REQUIRED ACTION » Set down all of the records exactly, leaving none out.

RECORDS SUPPLIED »
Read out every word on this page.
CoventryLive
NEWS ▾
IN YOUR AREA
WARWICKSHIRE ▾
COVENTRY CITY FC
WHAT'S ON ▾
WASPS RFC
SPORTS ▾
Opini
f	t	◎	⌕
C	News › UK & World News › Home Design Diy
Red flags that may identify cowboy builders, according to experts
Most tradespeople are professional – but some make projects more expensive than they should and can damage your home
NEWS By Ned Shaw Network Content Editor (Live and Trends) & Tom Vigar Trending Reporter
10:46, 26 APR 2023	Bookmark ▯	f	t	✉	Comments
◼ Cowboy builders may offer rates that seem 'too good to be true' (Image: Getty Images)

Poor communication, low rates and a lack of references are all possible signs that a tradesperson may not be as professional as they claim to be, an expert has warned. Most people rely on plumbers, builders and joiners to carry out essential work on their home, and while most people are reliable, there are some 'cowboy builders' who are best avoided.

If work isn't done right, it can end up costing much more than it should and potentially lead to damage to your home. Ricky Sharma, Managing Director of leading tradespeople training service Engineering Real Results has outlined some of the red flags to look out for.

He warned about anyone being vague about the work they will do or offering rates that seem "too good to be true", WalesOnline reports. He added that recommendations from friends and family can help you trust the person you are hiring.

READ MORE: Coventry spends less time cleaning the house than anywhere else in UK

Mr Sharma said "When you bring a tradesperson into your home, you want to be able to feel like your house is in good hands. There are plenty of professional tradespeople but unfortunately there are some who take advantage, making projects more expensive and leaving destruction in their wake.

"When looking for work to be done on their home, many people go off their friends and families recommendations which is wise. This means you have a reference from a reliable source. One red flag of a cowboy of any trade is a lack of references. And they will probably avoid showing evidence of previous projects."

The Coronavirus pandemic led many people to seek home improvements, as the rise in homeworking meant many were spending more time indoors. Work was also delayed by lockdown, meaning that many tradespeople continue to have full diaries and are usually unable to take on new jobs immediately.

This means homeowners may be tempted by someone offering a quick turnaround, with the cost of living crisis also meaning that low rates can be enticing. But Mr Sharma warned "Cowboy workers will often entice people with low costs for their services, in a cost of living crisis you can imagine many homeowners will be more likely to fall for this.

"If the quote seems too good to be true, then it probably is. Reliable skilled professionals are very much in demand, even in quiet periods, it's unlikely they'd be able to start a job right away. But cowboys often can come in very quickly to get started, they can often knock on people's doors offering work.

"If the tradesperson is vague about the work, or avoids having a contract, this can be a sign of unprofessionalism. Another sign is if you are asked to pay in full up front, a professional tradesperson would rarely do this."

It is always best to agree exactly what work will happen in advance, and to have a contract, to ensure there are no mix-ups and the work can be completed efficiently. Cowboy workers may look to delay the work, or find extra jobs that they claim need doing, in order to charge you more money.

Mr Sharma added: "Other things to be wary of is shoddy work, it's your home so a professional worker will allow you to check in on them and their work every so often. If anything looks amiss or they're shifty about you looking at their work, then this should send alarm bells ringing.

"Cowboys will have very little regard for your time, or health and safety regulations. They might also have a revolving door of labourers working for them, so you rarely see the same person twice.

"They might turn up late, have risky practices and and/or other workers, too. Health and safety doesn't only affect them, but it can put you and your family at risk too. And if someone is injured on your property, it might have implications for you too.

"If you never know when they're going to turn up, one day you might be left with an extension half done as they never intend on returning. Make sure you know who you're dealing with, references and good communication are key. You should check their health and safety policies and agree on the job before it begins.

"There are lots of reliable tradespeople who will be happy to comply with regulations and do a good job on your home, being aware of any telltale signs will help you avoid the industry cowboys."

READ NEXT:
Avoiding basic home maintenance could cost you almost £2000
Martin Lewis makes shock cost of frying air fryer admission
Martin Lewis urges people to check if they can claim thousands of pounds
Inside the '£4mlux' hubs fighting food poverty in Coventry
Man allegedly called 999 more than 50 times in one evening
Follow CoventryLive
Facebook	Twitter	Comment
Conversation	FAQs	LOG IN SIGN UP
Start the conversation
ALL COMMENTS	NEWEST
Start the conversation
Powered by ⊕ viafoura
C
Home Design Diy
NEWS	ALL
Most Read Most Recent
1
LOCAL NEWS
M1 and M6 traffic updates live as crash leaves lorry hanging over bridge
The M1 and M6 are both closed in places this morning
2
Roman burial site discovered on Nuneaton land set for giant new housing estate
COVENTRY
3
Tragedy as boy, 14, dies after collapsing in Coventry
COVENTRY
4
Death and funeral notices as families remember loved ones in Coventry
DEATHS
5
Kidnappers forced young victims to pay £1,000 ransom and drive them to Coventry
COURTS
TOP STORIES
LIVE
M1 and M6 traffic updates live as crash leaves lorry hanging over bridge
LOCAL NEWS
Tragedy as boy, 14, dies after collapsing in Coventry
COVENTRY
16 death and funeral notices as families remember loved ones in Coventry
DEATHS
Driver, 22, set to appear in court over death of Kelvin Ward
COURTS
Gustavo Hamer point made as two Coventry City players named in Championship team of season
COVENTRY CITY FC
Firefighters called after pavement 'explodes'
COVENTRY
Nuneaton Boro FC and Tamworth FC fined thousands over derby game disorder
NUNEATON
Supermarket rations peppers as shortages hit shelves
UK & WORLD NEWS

THE ANSWER »
Read out every word on this page.
CoventryLive
NEWS ▾
IN YOUR AREA
WARWICKSHIRE ▾
COVENTRY CITY FC
WHAT'S ON ▾
WASPS RFC
SPORTS ▾
Opini
f	t	◎	⌕
C	News › UK & World News › Home Design Diy
Red flags that may identify cowboy builders, according to experts
Most tradespeople are professional – but some make projects more expensive than they should and can damage your home
NEWS By Ned Shaw Network Content Editor (Live and Trends) & Tom Vigar Trending Reporter
10:46, 26 APR 2023	Bookmark ▯	f	t	✉	Comments
◼ Cowboy builders may offer rates that seem 'too good to be true' (Image: Getty Images)

Poor communication, low rates and a lack of references are all possible signs that a tradesperson may not be as professional as they claim to be, an expert has warned. Most people rely on plumbers, builders and joiners to carry out essential work on their home, and while most people are reliable, there are some 'cowboy builders' who are best avoided.

If work isn't done right, it can end up costing much more than it should and potentially lead to damage to your home. Ricky Sharma, Managing Director of leading tradespeople training service Engineering Real Results has outlined some of the red flags to look out for.

He warned about anyone being vague about the work they will do or offering rates that seem "too good to be true", WalesOnline reports. He added that recommendations from friends and family can help you trust the person you are hiring.

READ MORE: Coventry spends less time cleaning the house than anywhere else in UK

Mr Sharma said "When you bring a tradesperson into your home, you want to be able to feel like your house is in good hands. There are plenty of professional tradespeople but unfortunately there are some who take advantage, making projects more expensive and leaving destruction in their wake.

"When looking for work to be done on their home, many people go off their friends and families recommendations which is wise. This means you have a reference from a reliable source. One red flag of a cowboy of any trade is a lack of references. And they will probably avoid showing evidence of previous projects."

The Coronavirus pandemic led many people to seek home improvements, as the rise in homeworking meant many were spending more time indoors. Work was also delayed by lockdown, meaning that many tradespeople continue to have full diaries and are usually unable to take on new jobs immediately.

This means homeowners may be tempted by someone offering a quick turnaround, with the cost of living crisis also meaning that low rates can be enticing. But Mr Sharma warned "Cowboy workers will often entice people with low costs for their services, in a cost of living crisis you can imagine many homeowners will be more likely to fall for this.

"If the quote seems too good to be true, then it probably is. Reliable skilled professionals are very much in demand, even in quiet periods, it's unlikely they'd be able to start a job right away. But cowboys often can come in very quickly to get started, they can often knock on people's doors offering work.

"If the tradesperson is vague about the work, or avoids having a contract, this can be a sign of unprofessionalism. Another sign is if you are asked to pay in full up front, a professional tradesperson would rarely do this."

It is always best to agree exactly what work will happen in advance, and to have a contract, to ensure there are no mix-ups and the work can be completed efficiently. Cowboy workers may look to delay the work, or find extra jobs that they claim need doing, in order to charge you more money.

Mr Sharma added: "Other things to be wary of is shoddy work, it's your home so a professional worker will allow you to check in on them and their work every so often. If anything looks amiss or they're shifty about you looking at their work, then this should send alarm bells ringing.

"Cowboys will have very little regard for your time, or health and safety regulations. They might also have a revolving door of labourers working for them, so you rarely see the same person twice.

"They might turn up late, have risky practices and and/or other workers, too. Health and safety doesn't only affect them, but it can put you and your family at risk too. And if someone is injured on your property, it might have implications for you too.

"If you never know when they're going to turn up, one day you might be left with an extension half done as they never intend on returning. Make sure you know who you're dealing with, references and good communication are key. You should check their health and safety policies and agree on the job before it begins.

"There are lots of reliable tradespeople who will be happy to comply with regulations and do a good job on your home, being aware of any telltale signs will help you avoid the industry cowboys."

READ NEXT:
Avoiding basic home maintenance could cost you almost £2000
Martin Lewis makes shock cost of frying air fryer admission
Martin Lewis urges people to check if they can claim thousands of pounds
Inside the '£4mlux' hubs fighting food poverty in Coventry
Man allegedly called 999 more than 50 times in one evening
Follow CoventryLive
Facebook	Twitter	Comment
Conversation	FAQs	LOG IN SIGN UP
Start the conversation
ALL COMMENTS	NEWEST
Start the conversation
Powered by ⊕ viafoura
C
Home Design Diy
NEWS	ALL
Most Read Most Recent
1
LOCAL NEWS
M1 and M6 traffic updates live as crash leaves lorry hanging over bridge
The M1 and M6 are both closed in places this morning
2
Roman burial site discovered on Nuneaton land set for giant new housing estate
COVENTRY
3
Tragedy as boy, 14, dies after collapsing in Coventry
COVENTRY
4
Death and funeral notices as families remember loved ones in Coventry
DEATHS
5
Kidnappers forced young victims to pay £1,000 ransom and drive them to Coventry
COURTS
TOP STORIES
LIVE
M1 and M6 traffic updates live as crash leaves lorry hanging over bridge
LOCAL NEWS
Tragedy as boy, 14, dies after collapsing in Coventry
COVENTRY
16 death and funeral notices as families remember loved ones in Coventry
DEATHS
Driver, 22, set to appear in court over death of Kelvin Ward
COURTS
Gustavo Hamer point made as two Coventry City players named in Championship team of season
COVENTRY CITY FC
Firefighters called after pavement 'explodes'
COVENTRY
Nuneaton Boro FC and Tamworth FC fined thousands over derby game disorder
NUNEATON
Supermarket rations peppers as shortages hit shelves
UK & WORLD NEWS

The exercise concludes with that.